[Stored records]

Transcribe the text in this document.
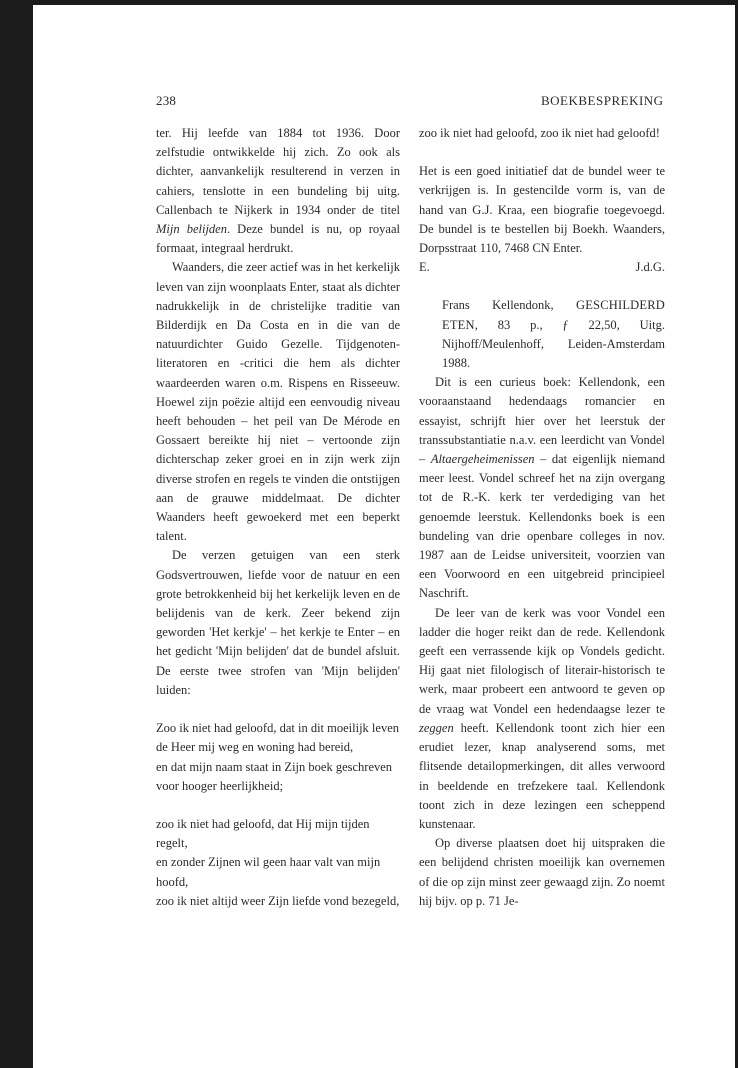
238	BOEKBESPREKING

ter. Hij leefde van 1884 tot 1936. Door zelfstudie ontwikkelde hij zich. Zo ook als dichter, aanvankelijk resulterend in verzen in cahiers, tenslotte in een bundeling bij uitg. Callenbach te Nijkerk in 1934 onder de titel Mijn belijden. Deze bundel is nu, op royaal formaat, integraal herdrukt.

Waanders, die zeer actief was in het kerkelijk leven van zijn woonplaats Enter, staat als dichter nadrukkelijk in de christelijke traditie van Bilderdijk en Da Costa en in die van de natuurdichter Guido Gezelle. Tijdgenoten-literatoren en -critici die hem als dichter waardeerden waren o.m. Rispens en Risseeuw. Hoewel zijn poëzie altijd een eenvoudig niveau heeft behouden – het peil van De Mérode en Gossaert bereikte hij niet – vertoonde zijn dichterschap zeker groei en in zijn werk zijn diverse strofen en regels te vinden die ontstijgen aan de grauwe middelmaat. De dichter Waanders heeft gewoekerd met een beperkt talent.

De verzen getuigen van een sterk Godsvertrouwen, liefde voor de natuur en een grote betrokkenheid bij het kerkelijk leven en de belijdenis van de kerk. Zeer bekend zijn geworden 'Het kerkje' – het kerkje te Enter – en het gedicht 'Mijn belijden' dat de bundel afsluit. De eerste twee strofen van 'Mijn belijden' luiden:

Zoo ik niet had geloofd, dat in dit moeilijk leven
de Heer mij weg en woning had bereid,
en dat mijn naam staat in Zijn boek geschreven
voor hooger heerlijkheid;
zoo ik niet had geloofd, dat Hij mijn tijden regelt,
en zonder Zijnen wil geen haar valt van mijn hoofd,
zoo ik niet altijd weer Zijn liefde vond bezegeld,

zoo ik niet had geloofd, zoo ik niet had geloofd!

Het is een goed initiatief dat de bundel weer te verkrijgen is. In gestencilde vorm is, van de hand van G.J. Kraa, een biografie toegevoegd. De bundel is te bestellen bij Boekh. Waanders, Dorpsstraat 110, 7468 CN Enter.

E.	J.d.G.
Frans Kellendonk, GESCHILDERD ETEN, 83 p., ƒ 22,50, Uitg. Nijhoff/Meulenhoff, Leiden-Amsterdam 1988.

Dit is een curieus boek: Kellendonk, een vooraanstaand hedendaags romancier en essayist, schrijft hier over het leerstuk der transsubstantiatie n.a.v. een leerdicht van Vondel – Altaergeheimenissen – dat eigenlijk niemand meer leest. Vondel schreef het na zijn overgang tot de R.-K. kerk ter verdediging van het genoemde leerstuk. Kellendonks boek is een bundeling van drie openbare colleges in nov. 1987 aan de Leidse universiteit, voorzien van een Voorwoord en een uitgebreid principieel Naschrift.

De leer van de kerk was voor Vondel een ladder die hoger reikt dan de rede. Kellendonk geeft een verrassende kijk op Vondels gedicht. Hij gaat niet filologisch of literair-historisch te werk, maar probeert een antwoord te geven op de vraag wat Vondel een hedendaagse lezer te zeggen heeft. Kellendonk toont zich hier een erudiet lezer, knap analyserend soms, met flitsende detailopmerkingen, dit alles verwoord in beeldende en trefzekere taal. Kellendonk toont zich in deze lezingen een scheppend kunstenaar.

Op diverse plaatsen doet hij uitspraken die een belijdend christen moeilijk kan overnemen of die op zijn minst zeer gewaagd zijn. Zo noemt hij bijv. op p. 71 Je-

What you have to do >>
Where a line in the entries holds the word "geloofd", copy that line.

The solution >>
Zoo ik niet had geloofd, dat in dit moeilijk leven
zoo ik niet had geloofd, dat Hij mijn tijden regelt,
zoo ik niet had geloofd, zoo ik niet had geloofd!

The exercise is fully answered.